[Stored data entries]
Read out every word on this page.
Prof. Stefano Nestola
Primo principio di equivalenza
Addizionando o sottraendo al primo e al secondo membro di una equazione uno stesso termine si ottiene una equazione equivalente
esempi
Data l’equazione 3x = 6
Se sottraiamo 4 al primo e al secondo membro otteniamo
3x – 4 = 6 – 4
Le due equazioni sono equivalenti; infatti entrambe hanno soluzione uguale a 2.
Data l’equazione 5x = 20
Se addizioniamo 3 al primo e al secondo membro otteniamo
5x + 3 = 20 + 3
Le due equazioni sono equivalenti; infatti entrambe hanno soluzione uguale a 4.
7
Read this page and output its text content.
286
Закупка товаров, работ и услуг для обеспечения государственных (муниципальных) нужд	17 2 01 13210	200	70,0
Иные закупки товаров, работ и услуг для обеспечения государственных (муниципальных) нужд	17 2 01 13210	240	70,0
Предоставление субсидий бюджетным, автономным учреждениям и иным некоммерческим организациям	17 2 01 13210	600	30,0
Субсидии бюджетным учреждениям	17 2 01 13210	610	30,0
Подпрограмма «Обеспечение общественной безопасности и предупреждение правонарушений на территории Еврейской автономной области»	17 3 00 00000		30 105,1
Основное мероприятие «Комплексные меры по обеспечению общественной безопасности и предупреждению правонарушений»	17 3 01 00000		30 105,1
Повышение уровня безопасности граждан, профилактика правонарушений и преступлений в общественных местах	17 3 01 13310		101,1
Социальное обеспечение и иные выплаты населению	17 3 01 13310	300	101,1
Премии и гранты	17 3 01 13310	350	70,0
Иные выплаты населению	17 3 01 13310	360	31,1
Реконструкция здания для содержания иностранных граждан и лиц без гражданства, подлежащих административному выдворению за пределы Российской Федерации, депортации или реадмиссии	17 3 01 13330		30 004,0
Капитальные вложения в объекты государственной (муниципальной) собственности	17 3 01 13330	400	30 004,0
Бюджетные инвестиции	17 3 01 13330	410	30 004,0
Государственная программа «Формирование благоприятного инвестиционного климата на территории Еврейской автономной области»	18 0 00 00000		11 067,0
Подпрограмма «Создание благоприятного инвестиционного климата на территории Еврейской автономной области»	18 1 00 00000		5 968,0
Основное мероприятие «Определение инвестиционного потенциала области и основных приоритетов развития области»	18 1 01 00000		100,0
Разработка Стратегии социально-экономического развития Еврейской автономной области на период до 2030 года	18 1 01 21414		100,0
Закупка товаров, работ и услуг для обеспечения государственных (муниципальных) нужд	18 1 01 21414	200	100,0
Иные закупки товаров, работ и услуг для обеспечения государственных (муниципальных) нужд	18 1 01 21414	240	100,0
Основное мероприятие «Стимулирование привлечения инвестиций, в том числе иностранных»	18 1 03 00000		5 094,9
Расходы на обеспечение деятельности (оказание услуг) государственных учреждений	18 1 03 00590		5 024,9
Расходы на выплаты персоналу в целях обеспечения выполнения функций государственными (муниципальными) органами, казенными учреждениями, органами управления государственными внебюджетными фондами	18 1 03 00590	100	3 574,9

**The problem:** Above are lines of data; state how many of them contain the word "благоприятного", with no other output.

**Exercise solution:** 2